§ **Selected passage**:
## START

City of Moorhead v. Bridge Co.
Decision Date | 30 July 2015 |
Docket Number | No. 20140431.,20140431. |
Citation | 867 N.W.2d 339 |
Parties | The CITY OF MOORHEAD, a political subdivision of the State of Minnesota, Plaintiff and Appellee v. BRIDGE COMPANY, Defendant and Appellant and The City of Fargo, a political subdivision of the State of North Dakota, Defendant and Appellee. |
Court | North Dakota Supreme Court |
Andrew D. Cook (argued) and Michael D. Nelson (on brief), West Fargo, N.D., for plaintiff and appellee.
Bruce A. Schoenwald (argued), Randolph E. Stefanson (on brief), and Steven K. Aakre (on brief), Moorhead, MN, for defendant and appellant.
Ronald H. McLean (argued) and Peter W. Zuger (on brief), Fargo, N.D., for defendant and appellee.
[¶ 1] Bridge Company appeals from a judgment ordering it to donate a toll bridge to the cities of Fargo, North Dakota, and Moorhead, Minnesota, free and clear of all liens. Because the district court did not err in interpreting the parties' agreement and the court's findings of fact are not clearly erroneous, we affirm.
[¶ 2] In May 1986, the cities and the Company entered into an agreement for the purpose of construction and operation of a private toll bridge over the Red River connecting 12th Avenue North in Fargo with 15th Avenue North in Moorhead. Section 2.3 of the agreement provided “[a]ny and all financing necessary for the construction, operation, and maintenance of the bridge is the responsibility of the Company.” Section 4.2 of the agreement provided “[t]he bridge shall be owned and operated by the Company and costs of constructing the bridge shall be paid by the Company.” Section 5.3 of the agreement provided “[t]he bridge shall be maintained and repaired at the sole cost and expense of the Company in a state of good repair in accordance with the generally accepted standards by the Highway Departments for the States of North Dakota and Minnesota for similar structures.” The agreement allowed the Company to charge a toll for vehicular traffic on the bridge.
[¶ 3] The agreement further provided:
(Emphasis added.)
[¶ 4] The bridge was completed and started operations on June 1, 1988. The bridge was originally financed with publicly-sponsored bonds issued by Moorhead and capital from an investment firm. In 2004, the cities agreed to allow the Company to refinance the indebtedness, but the refinancing was required to be completely amortized by June 1, 2013, which was 25 years from the commencement of the operation of the bridge. The bank refinancing the debt required personal guarantees from the Company's two shareholders.
[¶ 5] On May 29, 2013, Moorhead brought this declaratory judgment and specific performance action against the Company and Fargo seeking to have the Company either donate the bridge to the cities under section 6.1(a) of the agreement or allow the cities to take over operation of the bridge if any qualifying debt remained under section 6.1(b)(1). The Company responded that Fargo had already approved a five-year extension under section 6.1(b)(2) of the agreement and Moorhead had waived the early termination option under section 6.1(b)(1).

## END

§ **Recorded data**:
## START

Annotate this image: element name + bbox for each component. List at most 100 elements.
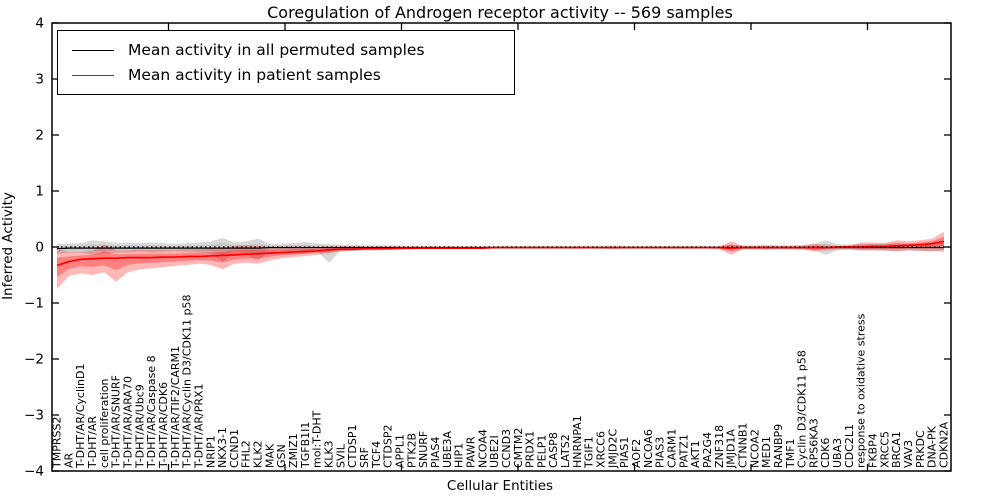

## END

§ **Challenge**:
Reproduce word for word the part of the toll bridge opinion that opens with the words containing "Bruce A. Schoenwald" and closes with "erroneous, we affirm.". Rely only on the court opinion about the toll bridge, not on the listing.

§ **Solution for this task**:
Bruce A. Schoenwald (argued), Randolph E. Stefanson (on brief), and Steven K. Aakre (on brief), Moorhead, MN, for defendant and appellant.
Ronald H. McLean (argued) and Peter W. Zuger (on brief), Fargo, N.D., for defendant and appellee.
[¶ 1] Bridge Company appeals from a judgment ordering it to donate a toll bridge to the cities of Fargo, North Dakota, and Moorhead, Minnesota, free and clear of all liens. Because the district court did not err in interpreting the parties' agreement and the court's findings of fact are not clearly erroneous, we affirm.